Start

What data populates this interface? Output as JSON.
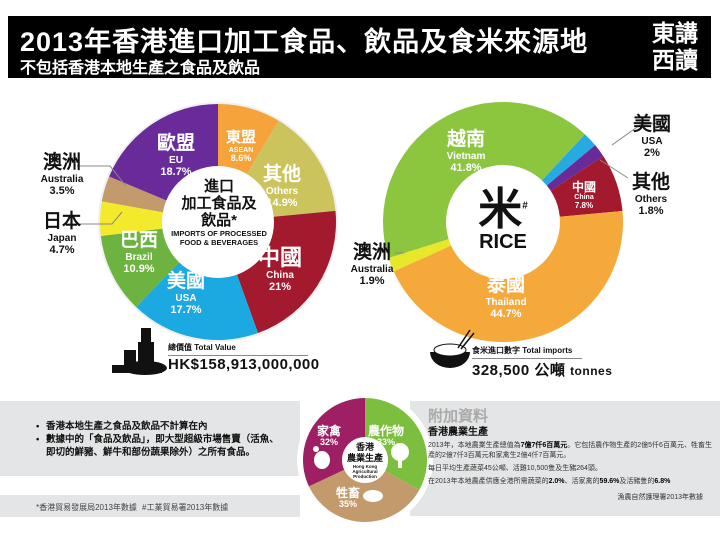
{
  "header": {
    "title": "2013年香港進口加工食品、飲品及食米來源地",
    "subtitle": "不包括香港本地生產之食品及飲品",
    "brand_line1": "東講",
    "brand_line2": "西讀"
  },
  "chart_data": [
    {
      "type": "pie",
      "donut": true,
      "center_title": {
        "zh_line1": "進口",
        "zh_line2": "加工食品及",
        "zh_line3": "飲品*",
        "en": "IMPORTS OF PROCESSED FOOD & BEVERAGES"
      },
      "unit": "%",
      "slices": [
        {
          "zh": "東盟",
          "en": "ASEAN",
          "value": 8.6,
          "label": "8.6%",
          "color": "#f5a33a"
        },
        {
          "zh": "其他",
          "en": "Others",
          "value": 14.9,
          "label": "14.9%",
          "color": "#cbc35c"
        },
        {
          "zh": "中國",
          "en": "China",
          "value": 21,
          "label": "21%",
          "color": "#a3192d"
        },
        {
          "zh": "美國",
          "en": "USA",
          "value": 17.7,
          "label": "17.7%",
          "color": "#1ca9e1"
        },
        {
          "zh": "巴西",
          "en": "Brazil",
          "value": 10.9,
          "label": "10.9%",
          "color": "#6cb33f"
        },
        {
          "zh": "日本",
          "en": "Japan",
          "value": 4.7,
          "label": "4.7%",
          "color": "#f2ea2b"
        },
        {
          "zh": "澳洲",
          "en": "Australia",
          "value": 3.5,
          "label": "3.5%",
          "color": "#c39a6b"
        },
        {
          "zh": "歐盟",
          "en": "EU",
          "value": 18.7,
          "label": "18.7%",
          "color": "#6a2b9a"
        }
      ],
      "total": {
        "label_zh": "總價值",
        "label_en": "Total Value",
        "value": "HK$158,913,000,000"
      }
    },
    {
      "type": "pie",
      "donut": true,
      "center_title": {
        "zh": "米",
        "mark": "#",
        "en": "RICE"
      },
      "unit": "%",
      "slices": [
        {
          "zh": "美國",
          "en": "USA",
          "value": 2,
          "label": "2%",
          "color": "#27aae1"
        },
        {
          "zh": "其他",
          "en": "Others",
          "value": 1.8,
          "label": "1.8%",
          "color": "#6a2b9a"
        },
        {
          "zh": "中國",
          "en": "China",
          "value": 7.8,
          "label": "7.8%",
          "color": "#a3192d"
        },
        {
          "zh": "泰國",
          "en": "Thailand",
          "value": 44.7,
          "label": "44.7%",
          "color": "#f6a93b"
        },
        {
          "zh": "澳洲",
          "en": "Australia",
          "value": 1.9,
          "label": "1.9%",
          "color": "#e9e72a"
        },
        {
          "zh": "越南",
          "en": "Vietnam",
          "value": 41.8,
          "label": "41.8%",
          "color": "#8cc63f"
        }
      ],
      "total": {
        "label_zh": "食米進口數字",
        "label_en": "Total imports",
        "value": "328,500 公噸",
        "unit": "tonnes"
      }
    },
    {
      "type": "pie",
      "donut": true,
      "center_title": {
        "zh_line1": "香港",
        "zh_line2": "農業生產",
        "en": "Hong Kong Agricultural Production"
      },
      "unit": "%",
      "slices": [
        {
          "zh": "農作物",
          "value": 33,
          "label": "33%",
          "color": "#7cbf3f"
        },
        {
          "zh": "牲畜",
          "value": 35,
          "label": "35%",
          "color": "#c39a6b"
        },
        {
          "zh": "家禽",
          "value": 32,
          "label": "32%",
          "color": "#9e1f63"
        }
      ]
    }
  ],
  "notes": [
    "香港本地生產之食品及飲品不計算在內",
    "數據中的「食品及飲品」，即大型超級市場售賣（活魚、即切的鮮豬、鮮牛和部份蔬果除外）之所有食品。"
  ],
  "footnotes": [
    "*香港貿易發展局2013年數據",
    "#工業貿易署2013年數據"
  ],
  "info": {
    "heading": "附加資料",
    "subheading": "香港農業生產",
    "p1_a": "2013年，本地農業生產總值為",
    "p1_b": "7億7仟6百萬元",
    "p1_c": "。它包括農作物生產的2億5仟6百萬元、牲畜生產的2億7仟3百萬元和家禽生2億4仟7百萬元。",
    "p2": "每日平均生產蔬菜45公噸、活雞10,500隻及生豬264頭。",
    "p3_a": "在2013年本地農產供應全港所需蔬菜的",
    "p3_b": "2.0%",
    "p3_c": "、活家禽的",
    "p3_d": "59.6%",
    "p3_e": "及活豬隻的",
    "p3_f": "6.8%",
    "source": "漁農自然護理署2013年數據"
  }
}
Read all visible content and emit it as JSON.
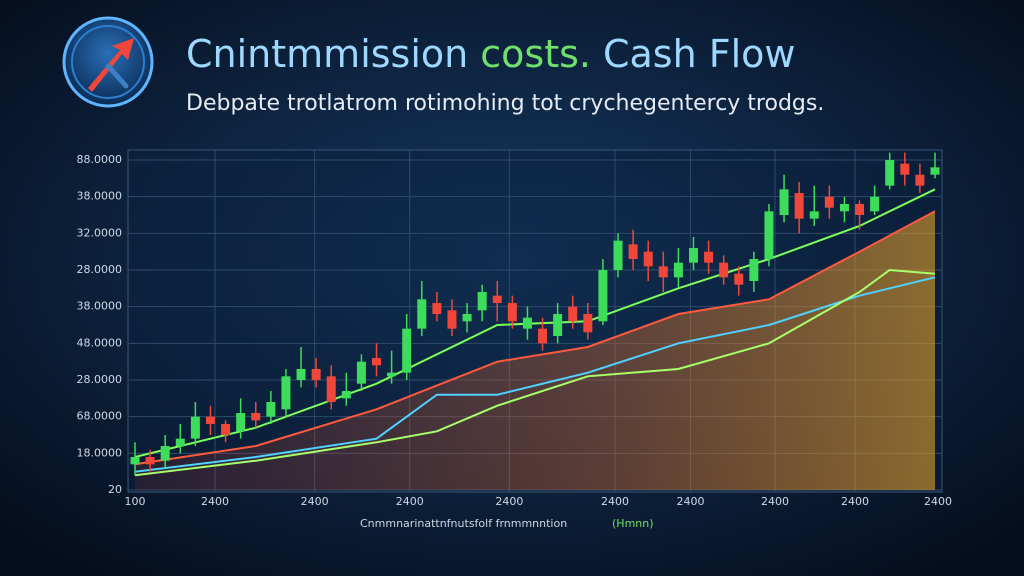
{
  "chart_data": {
    "type": "candlestick",
    "title_parts": [
      {
        "text": "Cnintmmission",
        "color": "#9fd8ff"
      },
      {
        "text": "costs.",
        "color": "#6fe06a"
      },
      {
        "text": "Cash Flow",
        "color": "#9fd8ff"
      }
    ],
    "subtitle": "Debpate trotlatrom rotimohing tot crychegentercy trodgs.",
    "xlabel": "Cnmmnarinattnfnutsfolf frnmmnntion",
    "xlabel_note": "(Hmnn)",
    "up_color": "#3ddc5a",
    "down_color": "#f0473a",
    "grid": true,
    "ylim": [
      0,
      9
    ],
    "yticks": [
      {
        "value": 0,
        "label": "20"
      },
      {
        "value": 1,
        "label": "18.0000"
      },
      {
        "value": 2,
        "label": "68.0000"
      },
      {
        "value": 3,
        "label": "28.0000"
      },
      {
        "value": 4,
        "label": "48.0000"
      },
      {
        "value": 5,
        "label": "38.0000"
      },
      {
        "value": 6,
        "label": "28.0000"
      },
      {
        "value": 7,
        "label": "32.0000"
      },
      {
        "value": 8,
        "label": "38.0000"
      },
      {
        "value": 9,
        "label": "88.0000"
      }
    ],
    "xlim": [
      -0.5,
      53.5
    ],
    "xticks": [
      {
        "value": 0,
        "label": "100"
      },
      {
        "value": 5.3,
        "label": "2400"
      },
      {
        "value": 11.9,
        "label": "2400"
      },
      {
        "value": 18.2,
        "label": "2400"
      },
      {
        "value": 24.8,
        "label": "2400"
      },
      {
        "value": 31.8,
        "label": "2400"
      },
      {
        "value": 36.8,
        "label": "2400"
      },
      {
        "value": 42.4,
        "label": "2400"
      },
      {
        "value": 47.7,
        "label": "2400"
      },
      {
        "value": 53.2,
        "label": "2400"
      }
    ],
    "candles": [
      [
        0.7,
        0.9,
        1.3,
        0.4
      ],
      [
        0.9,
        0.7,
        1.1,
        0.5
      ],
      [
        0.8,
        1.2,
        1.5,
        0.6
      ],
      [
        1.2,
        1.4,
        1.8,
        1.0
      ],
      [
        1.4,
        2.0,
        2.4,
        1.2
      ],
      [
        2.0,
        1.8,
        2.3,
        1.5
      ],
      [
        1.8,
        1.5,
        1.9,
        1.3
      ],
      [
        1.6,
        2.1,
        2.5,
        1.4
      ],
      [
        2.1,
        1.9,
        2.4,
        1.7
      ],
      [
        2.0,
        2.4,
        2.7,
        1.8
      ],
      [
        2.2,
        3.1,
        3.3,
        2.0
      ],
      [
        3.0,
        3.3,
        3.9,
        2.8
      ],
      [
        3.3,
        3.0,
        3.6,
        2.8
      ],
      [
        3.1,
        2.4,
        3.4,
        2.2
      ],
      [
        2.5,
        2.7,
        3.2,
        2.3
      ],
      [
        2.9,
        3.5,
        3.7,
        2.7
      ],
      [
        3.6,
        3.4,
        4.0,
        3.1
      ],
      [
        3.1,
        3.2,
        3.8,
        2.9
      ],
      [
        3.2,
        4.4,
        4.8,
        3.0
      ],
      [
        4.4,
        5.2,
        5.7,
        4.2
      ],
      [
        5.1,
        4.8,
        5.4,
        4.6
      ],
      [
        4.9,
        4.4,
        5.2,
        4.2
      ],
      [
        4.6,
        4.8,
        5.1,
        4.3
      ],
      [
        4.9,
        5.4,
        5.6,
        4.6
      ],
      [
        5.3,
        5.1,
        5.7,
        4.6
      ],
      [
        5.1,
        4.6,
        5.3,
        4.4
      ],
      [
        4.4,
        4.7,
        5.0,
        4.1
      ],
      [
        4.4,
        4.0,
        4.7,
        3.8
      ],
      [
        4.2,
        4.8,
        5.1,
        4.0
      ],
      [
        5.0,
        4.6,
        5.3,
        4.4
      ],
      [
        4.8,
        4.3,
        5.1,
        4.1
      ],
      [
        4.6,
        6.0,
        6.3,
        4.5
      ],
      [
        6.0,
        6.8,
        7.0,
        5.8
      ],
      [
        6.7,
        6.3,
        7.1,
        6.0
      ],
      [
        6.5,
        6.1,
        6.8,
        5.7
      ],
      [
        6.1,
        5.8,
        6.5,
        5.4
      ],
      [
        5.8,
        6.2,
        6.6,
        5.5
      ],
      [
        6.2,
        6.6,
        6.9,
        6.0
      ],
      [
        6.5,
        6.2,
        6.8,
        5.9
      ],
      [
        6.2,
        5.8,
        6.4,
        5.6
      ],
      [
        5.9,
        5.6,
        6.1,
        5.3
      ],
      [
        5.7,
        6.3,
        6.5,
        5.4
      ],
      [
        6.3,
        7.6,
        7.8,
        6.1
      ],
      [
        7.5,
        8.2,
        8.6,
        7.3
      ],
      [
        8.1,
        7.4,
        8.4,
        7.0
      ],
      [
        7.4,
        7.6,
        8.3,
        7.2
      ],
      [
        8.0,
        7.7,
        8.3,
        7.4
      ],
      [
        7.6,
        7.8,
        8.0,
        7.3
      ],
      [
        7.8,
        7.5,
        7.9,
        7.1
      ],
      [
        7.6,
        8.0,
        8.3,
        7.5
      ],
      [
        8.3,
        9.0,
        9.2,
        8.2
      ],
      [
        8.9,
        8.6,
        9.2,
        8.3
      ],
      [
        8.6,
        8.3,
        8.9,
        8.1
      ],
      [
        8.6,
        8.8,
        9.2,
        8.5
      ]
    ],
    "lines": [
      {
        "color": "#ff5a3c",
        "fill": true,
        "x": [
          0,
          8,
          16,
          24,
          30,
          36,
          42,
          48,
          53
        ],
        "values": [
          0.7,
          1.2,
          2.2,
          3.5,
          3.9,
          4.8,
          5.2,
          6.5,
          7.6
        ]
      },
      {
        "color": "#7dff5a",
        "fill": false,
        "x": [
          0,
          8,
          16,
          24,
          30,
          36,
          42,
          48,
          53
        ],
        "values": [
          0.9,
          1.7,
          2.9,
          4.5,
          4.6,
          5.5,
          6.3,
          7.2,
          8.2
        ]
      },
      {
        "color": "#4fd2ff",
        "fill": false,
        "x": [
          0,
          8,
          16,
          20,
          24,
          30,
          36,
          42,
          48,
          53
        ],
        "values": [
          0.5,
          0.9,
          1.4,
          2.6,
          2.6,
          3.2,
          4.0,
          4.5,
          5.3,
          5.8
        ]
      },
      {
        "color": "#a8ff6a",
        "fill": false,
        "x": [
          0,
          8,
          16,
          20,
          24,
          30,
          36,
          42,
          48,
          50,
          53
        ],
        "values": [
          0.4,
          0.8,
          1.3,
          1.6,
          2.3,
          3.1,
          3.3,
          4.0,
          5.4,
          6.0,
          5.9
        ]
      }
    ]
  }
}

End

(WRITTEN REQUEST)
In the records above, how many lines contain the string "text"? State that number only.

(SOLUTION FOR THIS PROBLEM)
3